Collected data
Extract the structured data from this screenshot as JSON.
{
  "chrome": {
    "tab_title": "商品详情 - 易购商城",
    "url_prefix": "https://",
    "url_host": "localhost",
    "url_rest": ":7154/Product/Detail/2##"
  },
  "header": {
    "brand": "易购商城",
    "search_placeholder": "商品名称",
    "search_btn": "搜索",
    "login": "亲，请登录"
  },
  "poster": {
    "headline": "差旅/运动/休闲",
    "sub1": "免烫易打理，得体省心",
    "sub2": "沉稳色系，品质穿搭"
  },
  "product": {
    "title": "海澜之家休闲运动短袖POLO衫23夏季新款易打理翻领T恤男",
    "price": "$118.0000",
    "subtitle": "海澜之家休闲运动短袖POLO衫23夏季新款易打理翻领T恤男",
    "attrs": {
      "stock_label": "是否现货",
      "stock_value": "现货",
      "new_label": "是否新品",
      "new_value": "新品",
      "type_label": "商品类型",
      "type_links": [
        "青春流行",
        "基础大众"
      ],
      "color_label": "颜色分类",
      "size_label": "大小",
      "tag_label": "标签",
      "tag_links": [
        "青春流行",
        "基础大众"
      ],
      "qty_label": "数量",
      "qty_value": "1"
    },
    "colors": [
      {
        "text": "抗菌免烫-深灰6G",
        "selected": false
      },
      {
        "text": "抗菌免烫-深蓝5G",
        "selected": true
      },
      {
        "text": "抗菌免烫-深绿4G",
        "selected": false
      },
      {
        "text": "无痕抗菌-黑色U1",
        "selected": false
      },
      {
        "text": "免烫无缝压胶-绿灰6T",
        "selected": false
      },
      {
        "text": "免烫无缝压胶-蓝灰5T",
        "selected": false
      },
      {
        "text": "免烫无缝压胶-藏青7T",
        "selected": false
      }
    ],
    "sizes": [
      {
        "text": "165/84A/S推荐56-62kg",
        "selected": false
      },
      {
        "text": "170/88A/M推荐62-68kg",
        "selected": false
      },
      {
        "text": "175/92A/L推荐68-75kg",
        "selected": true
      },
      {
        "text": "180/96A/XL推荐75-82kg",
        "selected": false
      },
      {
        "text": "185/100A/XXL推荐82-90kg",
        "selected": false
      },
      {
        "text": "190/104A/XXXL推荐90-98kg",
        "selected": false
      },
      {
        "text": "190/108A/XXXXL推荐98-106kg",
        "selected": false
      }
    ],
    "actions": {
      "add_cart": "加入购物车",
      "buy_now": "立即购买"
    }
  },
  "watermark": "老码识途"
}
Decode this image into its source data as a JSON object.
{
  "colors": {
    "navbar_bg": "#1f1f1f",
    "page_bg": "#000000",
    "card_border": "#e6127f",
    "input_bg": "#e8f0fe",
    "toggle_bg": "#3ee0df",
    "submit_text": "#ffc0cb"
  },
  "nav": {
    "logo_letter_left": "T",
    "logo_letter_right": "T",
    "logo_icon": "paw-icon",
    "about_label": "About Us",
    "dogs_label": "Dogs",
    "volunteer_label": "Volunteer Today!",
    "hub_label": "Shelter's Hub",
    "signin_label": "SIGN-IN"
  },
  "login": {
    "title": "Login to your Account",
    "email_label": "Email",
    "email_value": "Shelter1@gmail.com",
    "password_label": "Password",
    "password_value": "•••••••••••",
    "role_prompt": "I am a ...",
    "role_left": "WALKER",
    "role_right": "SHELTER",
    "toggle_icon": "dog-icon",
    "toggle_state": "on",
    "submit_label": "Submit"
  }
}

Written instruction
Copy all lines from the listing that contain "免烫无缝压胶".

Final result
        "text": "免烫无缝压胶-绿灰6T",
        "text": "免烫无缝压胶-蓝灰5T",
        "text": "免烫无缝压胶-藏青7T",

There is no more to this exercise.